## start Exercise input
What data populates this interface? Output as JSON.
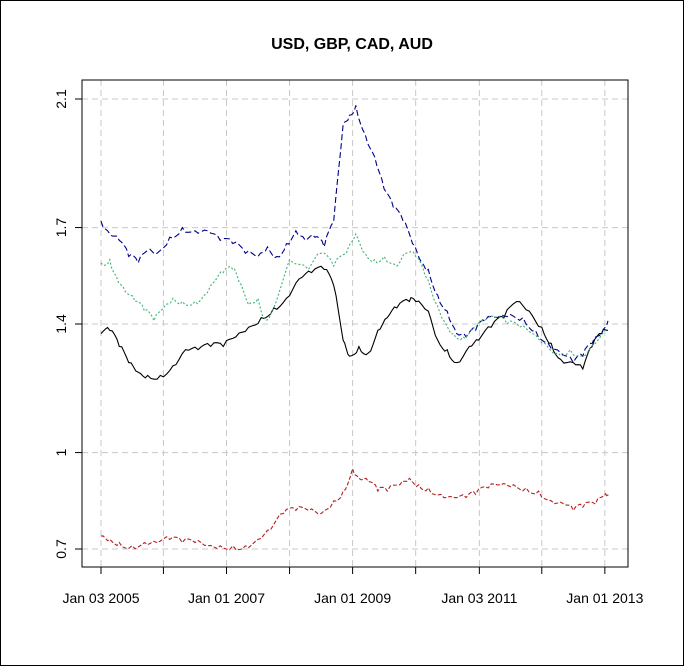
{
  "chart_data": {
    "type": "line",
    "title": "USD, GBP, CAD, AUD",
    "xlabel": "",
    "ylabel": "",
    "ylim": [
      0.65,
      2.2
    ],
    "xlim": [
      2005.01,
      2013.05
    ],
    "grid": true,
    "legend": "none",
    "yticks": [
      0.7,
      1.0,
      1.4,
      1.7,
      2.1
    ],
    "ytick_labels": [
      "0.7",
      "1",
      "1.4",
      "1.7",
      "2.1"
    ],
    "xticks": [
      2005.01,
      2007.0,
      2009.0,
      2011.01,
      2013.0
    ],
    "xtick_labels": [
      "Jan 03 2005",
      "Jan 01 2007",
      "Jan 01 2009",
      "Jan 03 2011",
      "Jan 01 2013"
    ],
    "minor_xticks": [
      2006.0,
      2008.0,
      2010.0,
      2012.0
    ],
    "series": [
      {
        "color": "#000000",
        "dash": "solid",
        "points": [
          [
            2005.01,
            1.37
          ],
          [
            2005.15,
            1.38
          ],
          [
            2005.3,
            1.33
          ],
          [
            2005.45,
            1.28
          ],
          [
            2005.6,
            1.25
          ],
          [
            2005.75,
            1.24
          ],
          [
            2005.95,
            1.24
          ],
          [
            2006.15,
            1.27
          ],
          [
            2006.35,
            1.32
          ],
          [
            2006.55,
            1.32
          ],
          [
            2006.75,
            1.33
          ],
          [
            2006.95,
            1.33
          ],
          [
            2007.15,
            1.36
          ],
          [
            2007.35,
            1.39
          ],
          [
            2007.55,
            1.42
          ],
          [
            2007.75,
            1.45
          ],
          [
            2007.95,
            1.48
          ],
          [
            2008.15,
            1.54
          ],
          [
            2008.35,
            1.56
          ],
          [
            2008.55,
            1.57
          ],
          [
            2008.7,
            1.52
          ],
          [
            2008.85,
            1.35
          ],
          [
            2008.95,
            1.3
          ],
          [
            2009.1,
            1.33
          ],
          [
            2009.25,
            1.31
          ],
          [
            2009.4,
            1.38
          ],
          [
            2009.55,
            1.42
          ],
          [
            2009.7,
            1.45
          ],
          [
            2009.9,
            1.47
          ],
          [
            2010.0,
            1.47
          ],
          [
            2010.2,
            1.44
          ],
          [
            2010.35,
            1.35
          ],
          [
            2010.5,
            1.32
          ],
          [
            2010.65,
            1.28
          ],
          [
            2010.85,
            1.33
          ],
          [
            2011.0,
            1.35
          ],
          [
            2011.2,
            1.39
          ],
          [
            2011.4,
            1.42
          ],
          [
            2011.6,
            1.47
          ],
          [
            2011.8,
            1.44
          ],
          [
            2012.0,
            1.39
          ],
          [
            2012.15,
            1.34
          ],
          [
            2012.3,
            1.29
          ],
          [
            2012.5,
            1.28
          ],
          [
            2012.65,
            1.26
          ],
          [
            2012.8,
            1.33
          ],
          [
            2012.95,
            1.37
          ],
          [
            2013.05,
            1.38
          ]
        ]
      },
      {
        "color": "#00008b",
        "dash": "6,3",
        "points": [
          [
            2005.01,
            1.72
          ],
          [
            2005.15,
            1.68
          ],
          [
            2005.3,
            1.66
          ],
          [
            2005.45,
            1.61
          ],
          [
            2005.6,
            1.59
          ],
          [
            2005.75,
            1.63
          ],
          [
            2005.9,
            1.62
          ],
          [
            2006.1,
            1.67
          ],
          [
            2006.3,
            1.7
          ],
          [
            2006.5,
            1.69
          ],
          [
            2006.7,
            1.69
          ],
          [
            2006.9,
            1.66
          ],
          [
            2007.1,
            1.65
          ],
          [
            2007.3,
            1.62
          ],
          [
            2007.5,
            1.61
          ],
          [
            2007.65,
            1.64
          ],
          [
            2007.8,
            1.61
          ],
          [
            2007.95,
            1.65
          ],
          [
            2008.1,
            1.69
          ],
          [
            2008.25,
            1.66
          ],
          [
            2008.4,
            1.67
          ],
          [
            2008.55,
            1.64
          ],
          [
            2008.7,
            1.72
          ],
          [
            2008.85,
            2.02
          ],
          [
            2008.95,
            2.05
          ],
          [
            2009.05,
            2.08
          ],
          [
            2009.2,
            1.99
          ],
          [
            2009.35,
            1.92
          ],
          [
            2009.5,
            1.82
          ],
          [
            2009.65,
            1.76
          ],
          [
            2009.8,
            1.72
          ],
          [
            2009.95,
            1.65
          ],
          [
            2010.1,
            1.59
          ],
          [
            2010.2,
            1.57
          ],
          [
            2010.35,
            1.49
          ],
          [
            2010.5,
            1.44
          ],
          [
            2010.65,
            1.37
          ],
          [
            2010.8,
            1.36
          ],
          [
            2010.95,
            1.38
          ],
          [
            2011.1,
            1.41
          ],
          [
            2011.3,
            1.42
          ],
          [
            2011.5,
            1.43
          ],
          [
            2011.7,
            1.42
          ],
          [
            2011.9,
            1.38
          ],
          [
            2012.1,
            1.34
          ],
          [
            2012.3,
            1.31
          ],
          [
            2012.5,
            1.28
          ],
          [
            2012.65,
            1.3
          ],
          [
            2012.8,
            1.34
          ],
          [
            2012.95,
            1.37
          ],
          [
            2013.05,
            1.41
          ]
        ]
      },
      {
        "color": "#3cb371",
        "dash": "2,2",
        "points": [
          [
            2005.01,
            1.59
          ],
          [
            2005.15,
            1.6
          ],
          [
            2005.25,
            1.55
          ],
          [
            2005.4,
            1.5
          ],
          [
            2005.55,
            1.47
          ],
          [
            2005.7,
            1.44
          ],
          [
            2005.85,
            1.41
          ],
          [
            2006.0,
            1.45
          ],
          [
            2006.15,
            1.48
          ],
          [
            2006.3,
            1.47
          ],
          [
            2006.5,
            1.47
          ],
          [
            2006.65,
            1.49
          ],
          [
            2006.8,
            1.53
          ],
          [
            2006.95,
            1.56
          ],
          [
            2007.1,
            1.57
          ],
          [
            2007.2,
            1.53
          ],
          [
            2007.35,
            1.46
          ],
          [
            2007.5,
            1.48
          ],
          [
            2007.6,
            1.42
          ],
          [
            2007.7,
            1.43
          ],
          [
            2008.0,
            1.6
          ],
          [
            2008.3,
            1.57
          ],
          [
            2008.5,
            1.62
          ],
          [
            2008.7,
            1.58
          ],
          [
            2008.9,
            1.62
          ],
          [
            2009.05,
            1.68
          ],
          [
            2009.2,
            1.62
          ],
          [
            2009.35,
            1.6
          ],
          [
            2009.5,
            1.61
          ],
          [
            2009.7,
            1.58
          ],
          [
            2009.85,
            1.62
          ],
          [
            2010.0,
            1.61
          ],
          [
            2010.15,
            1.55
          ],
          [
            2010.3,
            1.47
          ],
          [
            2010.45,
            1.41
          ],
          [
            2010.6,
            1.37
          ],
          [
            2010.75,
            1.36
          ],
          [
            2010.9,
            1.39
          ],
          [
            2011.05,
            1.41
          ],
          [
            2011.25,
            1.42
          ],
          [
            2011.45,
            1.4
          ],
          [
            2011.65,
            1.39
          ],
          [
            2011.85,
            1.37
          ],
          [
            2012.05,
            1.34
          ],
          [
            2012.25,
            1.31
          ],
          [
            2012.45,
            1.32
          ],
          [
            2012.65,
            1.3
          ],
          [
            2012.85,
            1.34
          ],
          [
            2013.05,
            1.38
          ]
        ]
      },
      {
        "color": "#b22222",
        "dash": "4,2",
        "points": [
          [
            2005.01,
            0.74
          ],
          [
            2005.15,
            0.73
          ],
          [
            2005.3,
            0.72
          ],
          [
            2005.5,
            0.71
          ],
          [
            2005.7,
            0.72
          ],
          [
            2005.9,
            0.72
          ],
          [
            2006.1,
            0.73
          ],
          [
            2006.3,
            0.72
          ],
          [
            2006.5,
            0.72
          ],
          [
            2006.7,
            0.71
          ],
          [
            2006.9,
            0.71
          ],
          [
            2007.1,
            0.71
          ],
          [
            2007.3,
            0.71
          ],
          [
            2007.5,
            0.73
          ],
          [
            2007.7,
            0.76
          ],
          [
            2007.9,
            0.81
          ],
          [
            2008.1,
            0.82
          ],
          [
            2008.3,
            0.82
          ],
          [
            2008.5,
            0.81
          ],
          [
            2008.7,
            0.85
          ],
          [
            2008.85,
            0.88
          ],
          [
            2009.0,
            0.95
          ],
          [
            2009.1,
            0.92
          ],
          [
            2009.25,
            0.91
          ],
          [
            2009.4,
            0.88
          ],
          [
            2009.55,
            0.88
          ],
          [
            2009.75,
            0.9
          ],
          [
            2009.9,
            0.92
          ],
          [
            2010.05,
            0.9
          ],
          [
            2010.2,
            0.89
          ],
          [
            2010.4,
            0.87
          ],
          [
            2010.6,
            0.86
          ],
          [
            2010.8,
            0.86
          ],
          [
            2010.95,
            0.87
          ],
          [
            2011.15,
            0.89
          ],
          [
            2011.35,
            0.9
          ],
          [
            2011.55,
            0.9
          ],
          [
            2011.75,
            0.89
          ],
          [
            2011.95,
            0.88
          ],
          [
            2012.15,
            0.85
          ],
          [
            2012.35,
            0.84
          ],
          [
            2012.5,
            0.82
          ],
          [
            2012.65,
            0.83
          ],
          [
            2012.85,
            0.84
          ],
          [
            2013.0,
            0.87
          ],
          [
            2013.05,
            0.87
          ]
        ]
      }
    ]
  }
}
## end Exercise input
Problem requirements: Look for the word "color" in every line of the listing and copy the lines that have it.

Full answer:
        "color": "#000000",
        "color": "#00008b",
        "color": "#3cb371",
        "color": "#b22222",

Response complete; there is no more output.